§ **Extracted material**:
:::::

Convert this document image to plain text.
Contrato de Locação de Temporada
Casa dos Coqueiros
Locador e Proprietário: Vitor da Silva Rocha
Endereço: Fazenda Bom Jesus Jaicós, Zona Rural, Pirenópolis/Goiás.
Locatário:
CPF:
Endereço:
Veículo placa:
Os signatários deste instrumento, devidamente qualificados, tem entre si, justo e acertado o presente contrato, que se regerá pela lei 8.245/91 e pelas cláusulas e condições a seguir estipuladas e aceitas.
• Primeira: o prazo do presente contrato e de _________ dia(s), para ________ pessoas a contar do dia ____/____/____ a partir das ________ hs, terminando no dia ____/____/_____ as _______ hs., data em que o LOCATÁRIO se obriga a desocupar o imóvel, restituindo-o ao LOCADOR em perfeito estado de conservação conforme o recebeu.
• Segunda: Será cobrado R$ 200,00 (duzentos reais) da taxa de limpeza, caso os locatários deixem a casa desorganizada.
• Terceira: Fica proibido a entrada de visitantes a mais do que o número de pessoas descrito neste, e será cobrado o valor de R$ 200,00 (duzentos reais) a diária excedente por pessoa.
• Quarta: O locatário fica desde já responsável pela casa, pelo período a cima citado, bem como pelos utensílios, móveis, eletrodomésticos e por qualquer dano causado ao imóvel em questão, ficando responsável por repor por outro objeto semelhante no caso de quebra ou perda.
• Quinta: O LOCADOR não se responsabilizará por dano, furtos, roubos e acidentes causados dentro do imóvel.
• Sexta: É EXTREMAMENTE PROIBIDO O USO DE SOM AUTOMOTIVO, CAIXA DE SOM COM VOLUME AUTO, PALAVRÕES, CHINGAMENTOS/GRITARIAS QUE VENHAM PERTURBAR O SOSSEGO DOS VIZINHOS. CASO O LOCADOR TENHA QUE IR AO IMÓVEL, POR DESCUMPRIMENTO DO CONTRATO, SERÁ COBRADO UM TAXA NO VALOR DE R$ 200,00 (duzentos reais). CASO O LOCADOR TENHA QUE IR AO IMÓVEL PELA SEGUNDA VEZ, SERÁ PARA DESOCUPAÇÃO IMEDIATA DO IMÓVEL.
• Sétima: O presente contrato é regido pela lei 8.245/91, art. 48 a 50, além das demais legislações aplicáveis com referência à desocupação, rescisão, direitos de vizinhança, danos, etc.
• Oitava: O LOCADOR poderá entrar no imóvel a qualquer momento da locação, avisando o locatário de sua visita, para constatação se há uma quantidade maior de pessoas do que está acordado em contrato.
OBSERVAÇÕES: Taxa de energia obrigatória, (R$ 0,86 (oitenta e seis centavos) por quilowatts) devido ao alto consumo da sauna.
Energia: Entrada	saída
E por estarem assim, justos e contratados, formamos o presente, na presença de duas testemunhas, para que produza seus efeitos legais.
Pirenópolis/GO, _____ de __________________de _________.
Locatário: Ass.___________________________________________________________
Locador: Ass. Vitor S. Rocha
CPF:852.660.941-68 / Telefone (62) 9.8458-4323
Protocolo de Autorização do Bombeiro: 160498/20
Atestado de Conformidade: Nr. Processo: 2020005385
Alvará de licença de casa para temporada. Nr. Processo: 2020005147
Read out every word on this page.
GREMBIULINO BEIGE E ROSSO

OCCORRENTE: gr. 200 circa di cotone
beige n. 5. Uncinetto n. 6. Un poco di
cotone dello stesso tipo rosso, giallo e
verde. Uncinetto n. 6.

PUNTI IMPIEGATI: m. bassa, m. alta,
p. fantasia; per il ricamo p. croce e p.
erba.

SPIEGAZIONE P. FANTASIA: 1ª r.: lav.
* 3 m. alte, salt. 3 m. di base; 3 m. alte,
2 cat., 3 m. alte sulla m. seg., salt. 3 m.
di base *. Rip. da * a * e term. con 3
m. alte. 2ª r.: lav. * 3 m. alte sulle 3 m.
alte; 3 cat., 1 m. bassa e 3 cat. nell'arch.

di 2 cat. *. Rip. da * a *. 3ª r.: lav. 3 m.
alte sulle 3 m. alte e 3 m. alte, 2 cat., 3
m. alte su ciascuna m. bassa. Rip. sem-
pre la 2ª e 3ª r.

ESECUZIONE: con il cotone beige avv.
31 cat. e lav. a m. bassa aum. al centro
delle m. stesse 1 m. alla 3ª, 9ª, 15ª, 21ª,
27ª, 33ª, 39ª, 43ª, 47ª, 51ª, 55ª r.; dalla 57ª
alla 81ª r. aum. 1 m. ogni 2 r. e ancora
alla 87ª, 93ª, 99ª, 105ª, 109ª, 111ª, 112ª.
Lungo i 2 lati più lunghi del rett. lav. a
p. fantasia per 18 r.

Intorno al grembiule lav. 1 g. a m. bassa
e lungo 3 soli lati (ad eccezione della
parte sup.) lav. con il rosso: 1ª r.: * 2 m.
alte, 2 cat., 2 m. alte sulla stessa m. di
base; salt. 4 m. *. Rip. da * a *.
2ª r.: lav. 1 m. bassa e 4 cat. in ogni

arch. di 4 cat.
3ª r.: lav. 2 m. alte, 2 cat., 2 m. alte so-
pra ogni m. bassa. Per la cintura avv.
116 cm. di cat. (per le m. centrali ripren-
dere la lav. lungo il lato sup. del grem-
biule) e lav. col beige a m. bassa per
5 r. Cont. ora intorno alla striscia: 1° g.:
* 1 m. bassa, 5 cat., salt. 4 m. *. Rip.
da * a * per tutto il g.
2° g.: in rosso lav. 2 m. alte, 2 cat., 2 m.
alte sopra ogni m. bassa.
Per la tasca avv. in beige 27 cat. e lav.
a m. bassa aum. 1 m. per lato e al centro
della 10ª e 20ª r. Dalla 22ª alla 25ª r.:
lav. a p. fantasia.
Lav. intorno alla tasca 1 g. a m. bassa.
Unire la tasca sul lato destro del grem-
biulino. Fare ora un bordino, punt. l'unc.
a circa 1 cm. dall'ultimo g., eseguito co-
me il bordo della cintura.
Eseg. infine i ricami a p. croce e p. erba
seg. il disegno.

:::::

§ **Written problem**: Count each line with "croce" in it and report that figure by itself.

§ **In response**: 2